WHAT IS REQUIRED :: Print all the records exactly, please.

— start of ENTRIES SUPPLIED —

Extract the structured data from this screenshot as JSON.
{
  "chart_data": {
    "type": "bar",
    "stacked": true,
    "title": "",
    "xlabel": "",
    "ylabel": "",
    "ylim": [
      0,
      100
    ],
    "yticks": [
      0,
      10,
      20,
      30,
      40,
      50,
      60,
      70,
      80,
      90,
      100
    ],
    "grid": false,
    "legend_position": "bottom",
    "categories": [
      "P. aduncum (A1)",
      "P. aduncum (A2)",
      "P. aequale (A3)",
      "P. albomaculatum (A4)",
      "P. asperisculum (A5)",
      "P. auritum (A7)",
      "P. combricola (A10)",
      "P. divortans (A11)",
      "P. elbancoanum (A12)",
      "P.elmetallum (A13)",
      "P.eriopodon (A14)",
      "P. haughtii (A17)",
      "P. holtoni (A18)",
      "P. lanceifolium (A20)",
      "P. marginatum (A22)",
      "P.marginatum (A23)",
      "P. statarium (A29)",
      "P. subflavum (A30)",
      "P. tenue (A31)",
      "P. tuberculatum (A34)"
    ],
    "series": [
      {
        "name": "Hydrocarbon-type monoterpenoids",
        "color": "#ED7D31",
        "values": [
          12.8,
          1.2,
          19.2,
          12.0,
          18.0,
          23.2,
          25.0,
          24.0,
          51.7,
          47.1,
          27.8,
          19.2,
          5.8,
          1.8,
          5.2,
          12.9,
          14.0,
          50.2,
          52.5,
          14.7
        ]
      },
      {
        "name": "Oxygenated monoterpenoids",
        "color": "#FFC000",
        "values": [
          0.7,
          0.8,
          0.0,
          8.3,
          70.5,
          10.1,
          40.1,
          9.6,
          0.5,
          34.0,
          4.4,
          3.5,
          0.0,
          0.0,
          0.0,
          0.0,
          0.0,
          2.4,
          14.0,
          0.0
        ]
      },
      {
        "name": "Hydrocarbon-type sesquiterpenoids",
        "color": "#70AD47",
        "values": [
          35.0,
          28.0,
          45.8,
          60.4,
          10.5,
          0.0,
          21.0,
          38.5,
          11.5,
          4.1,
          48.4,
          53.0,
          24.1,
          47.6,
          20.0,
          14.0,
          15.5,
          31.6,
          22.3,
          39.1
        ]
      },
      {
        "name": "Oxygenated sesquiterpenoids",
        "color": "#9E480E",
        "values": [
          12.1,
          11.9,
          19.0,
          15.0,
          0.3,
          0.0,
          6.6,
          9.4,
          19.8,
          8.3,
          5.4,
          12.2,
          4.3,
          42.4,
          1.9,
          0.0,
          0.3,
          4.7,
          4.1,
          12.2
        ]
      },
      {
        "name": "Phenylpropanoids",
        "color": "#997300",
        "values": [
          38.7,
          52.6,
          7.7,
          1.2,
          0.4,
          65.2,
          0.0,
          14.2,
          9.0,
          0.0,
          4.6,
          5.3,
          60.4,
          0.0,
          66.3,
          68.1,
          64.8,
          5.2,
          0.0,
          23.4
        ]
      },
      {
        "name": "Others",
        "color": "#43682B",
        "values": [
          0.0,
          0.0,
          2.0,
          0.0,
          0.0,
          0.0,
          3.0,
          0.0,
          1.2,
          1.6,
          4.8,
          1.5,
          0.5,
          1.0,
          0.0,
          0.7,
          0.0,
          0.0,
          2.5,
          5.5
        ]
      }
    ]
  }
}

— end of ENTRIES SUPPLIED —

COMPLETE OUTPUT ::
Extract the structured data from this screenshot as JSON.
{
  "chart_data": {
    "type": "bar",
    "stacked": true,
    "title": "",
    "xlabel": "",
    "ylabel": "",
    "ylim": [
      0,
      100
    ],
    "yticks": [
      0,
      10,
      20,
      30,
      40,
      50,
      60,
      70,
      80,
      90,
      100
    ],
    "grid": false,
    "legend_position": "bottom",
    "categories": [
      "P. aduncum (A1)",
      "P. aduncum (A2)",
      "P. aequale (A3)",
      "P. albomaculatum (A4)",
      "P. asperisculum (A5)",
      "P. auritum (A7)",
      "P. combricola (A10)",
      "P. divortans (A11)",
      "P. elbancoanum (A12)",
      "P.elmetallum (A13)",
      "P.eriopodon (A14)",
      "P. haughtii (A17)",
      "P. holtoni (A18)",
      "P. lanceifolium (A20)",
      "P. marginatum (A22)",
      "P.marginatum (A23)",
      "P. statarium (A29)",
      "P. subflavum (A30)",
      "P. tenue (A31)",
      "P. tuberculatum (A34)"
    ],
    "series": [
      {
        "name": "Hydrocarbon-type monoterpenoids",
        "color": "#ED7D31",
        "values": [
          12.8,
          1.2,
          19.2,
          12.0,
          18.0,
          23.2,
          25.0,
          24.0,
          51.7,
          47.1,
          27.8,
          19.2,
          5.8,
          1.8,
          5.2,
          12.9,
          14.0,
          50.2,
          52.5,
          14.7
        ]
      },
      {
        "name": "Oxygenated monoterpenoids",
        "color": "#FFC000",
        "values": [
          0.7,
          0.8,
          0.0,
          8.3,
          70.5,
          10.1,
          40.1,
          9.6,
          0.5,
          34.0,
          4.4,
          3.5,
          0.0,
          0.0,
          0.0,
          0.0,
          0.0,
          2.4,
          14.0,
          0.0
        ]
      },
      {
        "name": "Hydrocarbon-type sesquiterpenoids",
        "color": "#70AD47",
        "values": [
          35.0,
          28.0,
          45.8,
          60.4,
          10.5,
          0.0,
          21.0,
          38.5,
          11.5,
          4.1,
          48.4,
          53.0,
          24.1,
          47.6,
          20.0,
          14.0,
          15.5,
          31.6,
          22.3,
          39.1
        ]
      },
      {
        "name": "Oxygenated sesquiterpenoids",
        "color": "#9E480E",
        "values": [
          12.1,
          11.9,
          19.0,
          15.0,
          0.3,
          0.0,
          6.6,
          9.4,
          19.8,
          8.3,
          5.4,
          12.2,
          4.3,
          42.4,
          1.9,
          0.0,
          0.3,
          4.7,
          4.1,
          12.2
        ]
      },
      {
        "name": "Phenylpropanoids",
        "color": "#997300",
        "values": [
          38.7,
          52.6,
          7.7,
          1.2,
          0.4,
          65.2,
          0.0,
          14.2,
          9.0,
          0.0,
          4.6,
          5.3,
          60.4,
          0.0,
          66.3,
          68.1,
          64.8,
          5.2,
          0.0,
          23.4
        ]
      },
      {
        "name": "Others",
        "color": "#43682B",
        "values": [
          0.0,
          0.0,
          2.0,
          0.0,
          0.0,
          0.0,
          3.0,
          0.0,
          1.2,
          1.6,
          4.8,
          1.5,
          0.5,
          1.0,
          0.0,
          0.7,
          0.0,
          0.0,
          2.5,
          5.5
        ]
      }
    ]
  }
}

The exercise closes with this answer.